━━━━━ Supplied information ━━━━━

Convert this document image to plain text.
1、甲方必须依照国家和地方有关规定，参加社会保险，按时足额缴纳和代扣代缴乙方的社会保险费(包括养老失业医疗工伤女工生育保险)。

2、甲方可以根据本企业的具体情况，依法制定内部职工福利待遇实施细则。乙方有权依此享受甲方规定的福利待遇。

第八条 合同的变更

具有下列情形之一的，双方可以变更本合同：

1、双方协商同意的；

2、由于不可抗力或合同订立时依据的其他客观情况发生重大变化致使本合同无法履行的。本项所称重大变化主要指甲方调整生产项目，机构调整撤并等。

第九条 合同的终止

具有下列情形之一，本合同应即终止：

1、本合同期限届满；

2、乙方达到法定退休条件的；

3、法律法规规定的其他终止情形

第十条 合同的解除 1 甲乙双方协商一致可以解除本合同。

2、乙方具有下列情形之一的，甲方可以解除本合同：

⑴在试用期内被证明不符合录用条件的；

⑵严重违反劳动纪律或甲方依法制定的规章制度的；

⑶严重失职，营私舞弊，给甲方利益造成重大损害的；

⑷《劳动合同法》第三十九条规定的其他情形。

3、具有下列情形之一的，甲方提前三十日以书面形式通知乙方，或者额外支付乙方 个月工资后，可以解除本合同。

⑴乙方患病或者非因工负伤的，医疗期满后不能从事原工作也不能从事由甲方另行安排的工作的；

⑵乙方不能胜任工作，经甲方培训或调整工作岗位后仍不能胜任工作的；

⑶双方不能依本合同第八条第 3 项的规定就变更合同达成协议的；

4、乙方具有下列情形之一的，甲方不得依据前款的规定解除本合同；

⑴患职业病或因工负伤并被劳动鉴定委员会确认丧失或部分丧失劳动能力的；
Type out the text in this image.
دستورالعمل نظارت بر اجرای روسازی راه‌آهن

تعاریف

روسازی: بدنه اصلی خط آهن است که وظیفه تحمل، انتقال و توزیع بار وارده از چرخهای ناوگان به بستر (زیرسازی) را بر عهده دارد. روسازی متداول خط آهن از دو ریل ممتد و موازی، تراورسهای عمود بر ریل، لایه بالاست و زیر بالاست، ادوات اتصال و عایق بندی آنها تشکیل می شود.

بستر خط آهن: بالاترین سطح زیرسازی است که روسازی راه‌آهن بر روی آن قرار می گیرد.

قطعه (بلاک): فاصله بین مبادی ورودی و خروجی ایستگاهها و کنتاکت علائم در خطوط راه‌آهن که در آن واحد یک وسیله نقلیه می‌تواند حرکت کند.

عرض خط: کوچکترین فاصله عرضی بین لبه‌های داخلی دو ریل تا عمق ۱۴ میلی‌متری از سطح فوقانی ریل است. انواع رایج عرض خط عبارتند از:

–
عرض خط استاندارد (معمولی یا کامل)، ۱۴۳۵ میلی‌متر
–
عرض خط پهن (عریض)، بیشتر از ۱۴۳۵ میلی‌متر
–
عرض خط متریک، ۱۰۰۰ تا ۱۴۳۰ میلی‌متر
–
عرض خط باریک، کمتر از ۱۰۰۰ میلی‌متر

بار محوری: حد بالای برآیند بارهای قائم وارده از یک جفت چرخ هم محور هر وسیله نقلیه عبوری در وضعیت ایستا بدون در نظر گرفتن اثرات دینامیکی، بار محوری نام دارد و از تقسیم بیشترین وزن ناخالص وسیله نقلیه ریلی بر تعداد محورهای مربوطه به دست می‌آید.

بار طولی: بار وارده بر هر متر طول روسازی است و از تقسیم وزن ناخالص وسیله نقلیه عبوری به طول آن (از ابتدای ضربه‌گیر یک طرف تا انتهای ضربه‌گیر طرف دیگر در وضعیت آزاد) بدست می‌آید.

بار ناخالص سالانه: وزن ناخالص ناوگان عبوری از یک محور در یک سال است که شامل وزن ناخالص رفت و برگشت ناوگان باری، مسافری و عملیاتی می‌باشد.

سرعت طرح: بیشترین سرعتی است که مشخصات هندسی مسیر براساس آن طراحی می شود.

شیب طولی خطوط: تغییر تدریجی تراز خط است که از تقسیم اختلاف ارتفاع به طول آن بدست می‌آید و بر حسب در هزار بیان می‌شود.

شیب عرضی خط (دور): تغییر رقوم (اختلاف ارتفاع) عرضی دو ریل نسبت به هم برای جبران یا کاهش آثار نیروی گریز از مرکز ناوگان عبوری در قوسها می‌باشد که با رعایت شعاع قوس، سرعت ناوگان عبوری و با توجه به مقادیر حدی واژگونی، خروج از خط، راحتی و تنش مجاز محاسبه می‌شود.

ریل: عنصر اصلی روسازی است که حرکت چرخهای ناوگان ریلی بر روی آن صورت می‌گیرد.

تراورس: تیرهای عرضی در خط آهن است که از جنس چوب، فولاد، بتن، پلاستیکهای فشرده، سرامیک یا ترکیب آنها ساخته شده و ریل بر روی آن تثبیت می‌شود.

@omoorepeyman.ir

━━━━━

## Direction
Using the data above, copy each line that contains "وسیله".

## Exercise output
قطعه (بلاک): فاصله بین مبادی ورودی و خروجی ایستگاهها و کنتاکت علائم در خطوط راه‌آهن که در آن واحد یک وسیله نقلیه می‌تواند حرکت کند.
بار محوری: حد بالای برآیند بارهای قائم وارده از یک جفت چرخ هم محور هر وسیله نقلیه عبوری در وضعیت ایستا بدون در نظر گرفتن اثرات دینامیکی، بار محوری نام دارد و از تقسیم بیشترین وزن ناخالص وسیله نقلیه ریلی بر تعداد محورهای مربوطه به دست می‌آید.
بار طولی: بار وارده بر هر متر طول روسازی است و از تقسیم وزن ناخالص وسیله نقلیه عبوری به طول آن (از ابتدای ضربه‌گیر یک طرف تا انتهای ضربه‌گیر طرف دیگر در وضعیت آزاد) بدست می‌آید.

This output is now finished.